Reproduce the entire listing word for word.

### MATERIAL
◆ ◆ ◆

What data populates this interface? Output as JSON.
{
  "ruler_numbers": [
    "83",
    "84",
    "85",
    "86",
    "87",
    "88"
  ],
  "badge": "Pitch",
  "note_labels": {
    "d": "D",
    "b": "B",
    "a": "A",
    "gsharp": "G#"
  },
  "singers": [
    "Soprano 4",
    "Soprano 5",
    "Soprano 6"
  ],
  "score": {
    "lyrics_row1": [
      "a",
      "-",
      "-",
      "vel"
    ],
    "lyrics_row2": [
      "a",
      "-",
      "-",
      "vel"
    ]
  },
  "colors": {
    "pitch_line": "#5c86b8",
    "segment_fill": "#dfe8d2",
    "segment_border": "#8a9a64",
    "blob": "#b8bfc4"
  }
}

◆ ◆ ◆

### EXERCISE ANSWER
What data populates this interface? Output as JSON.
{
  "ruler_numbers": [
    "83",
    "84",
    "85",
    "86",
    "87",
    "88"
  ],
  "badge": "Pitch",
  "note_labels": {
    "d": "D",
    "b": "B",
    "a": "A",
    "gsharp": "G#"
  },
  "singers": [
    "Soprano 4",
    "Soprano 5",
    "Soprano 6"
  ],
  "score": {
    "lyrics_row1": [
      "a",
      "-",
      "-",
      "vel"
    ],
    "lyrics_row2": [
      "a",
      "-",
      "-",
      "vel"
    ]
  },
  "colors": {
    "pitch_line": "#5c86b8",
    "segment_fill": "#dfe8d2",
    "segment_border": "#8a9a64",
    "blob": "#b8bfc4"
  }
}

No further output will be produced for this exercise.